PROBLEM STATEMENT: Exactly as written, quote every line that follows, skipping the images.

DATA LINES:
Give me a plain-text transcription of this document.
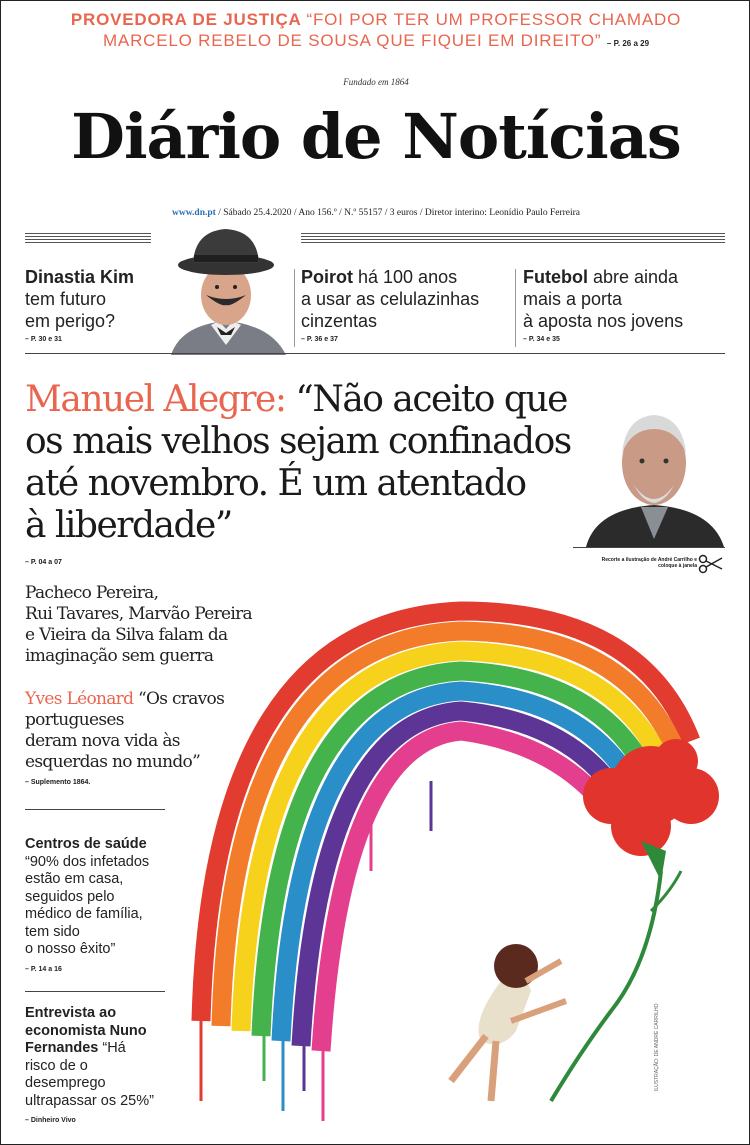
PROVEDORA DE JUSTIÇA “FOI POR TER UM PROFESSOR CHAMADO
MARCELO REBELO DE SOUSA QUE FIQUEI EM DIREITO” – P. 26 a 29
Fundado em 1864
Diário de Notícias
www.dn.pt / Sábado 25.4.2020 / Ano 156.º / N.º 55157 / 3 euros / Diretor interino: Leonídio Paulo Ferreira
Dinastia Kim
tem futuro
em perigo?
– P. 30 e 31
Poirot há 100 anos
a usar as celulazinhas
cinzentas
– P. 36 e 37
Futebol abre ainda
mais a porta
à aposta nos jovens
– P. 34 e 35
Manuel Alegre: “Não aceito que
os mais velhos sejam confinados
até novembro. É um atentado
à liberdade”
– P. 04 a 07	Recorte a ilustração de André Carrilho e coloque à janela
ILUSTRAÇÃO: DE ANDRÉ CARRILHO
Pacheco Pereira,
Rui Tavares, Marvão Pereira
e Vieira da Silva falam da
imaginação sem guerra
Yves Léonard “Os cravos
portugueses
deram nova vida às
esquerdas no mundo”
– Suplemento 1864.
Centros de saúde
“90% dos infetados
estão em casa,
seguidos pelo
médico de família,
tem sido
o nosso êxito”
– P. 14 a 16
Entrevista ao
economista Nuno
Fernandes “Há
risco de o
desemprego
ultrapassar os 25%”
– Dinheiro Vivo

THE COMPLETED TASK:
Give me a plain-text transcription of this document.
PROVEDORA DE JUSTIÇA “FOI POR TER UM PROFESSOR CHAMADO
MARCELO REBELO DE SOUSA QUE FIQUEI EM DIREITO” – P. 26 a 29
Fundado em 1864
Diário de Notícias
www.dn.pt / Sábado 25.4.2020 / Ano 156.º / N.º 55157 / 3 euros / Diretor interino: Leonídio Paulo Ferreira
Dinastia Kim
tem futuro
em perigo?
– P. 30 e 31
Poirot há 100 anos
a usar as celulazinhas
cinzentas
– P. 36 e 37
Futebol abre ainda
mais a porta
à aposta nos jovens
– P. 34 e 35
Manuel Alegre: “Não aceito que
os mais velhos sejam confinados
até novembro. É um atentado
à liberdade”
– P. 04 a 07	Recorte a ilustração de André Carrilho e coloque à janela
ILUSTRAÇÃO: DE ANDRÉ CARRILHO
Pacheco Pereira,
Rui Tavares, Marvão Pereira
e Vieira da Silva falam da
imaginação sem guerra
Yves Léonard “Os cravos
portugueses
deram nova vida às
esquerdas no mundo”
– Suplemento 1864.
Centros de saúde
“90% dos infetados
estão em casa,
seguidos pelo
médico de família,
tem sido
o nosso êxito”
– P. 14 a 16
Entrevista ao
economista Nuno
Fernandes “Há
risco de o
desemprego
ultrapassar os 25%”
– Dinheiro Vivo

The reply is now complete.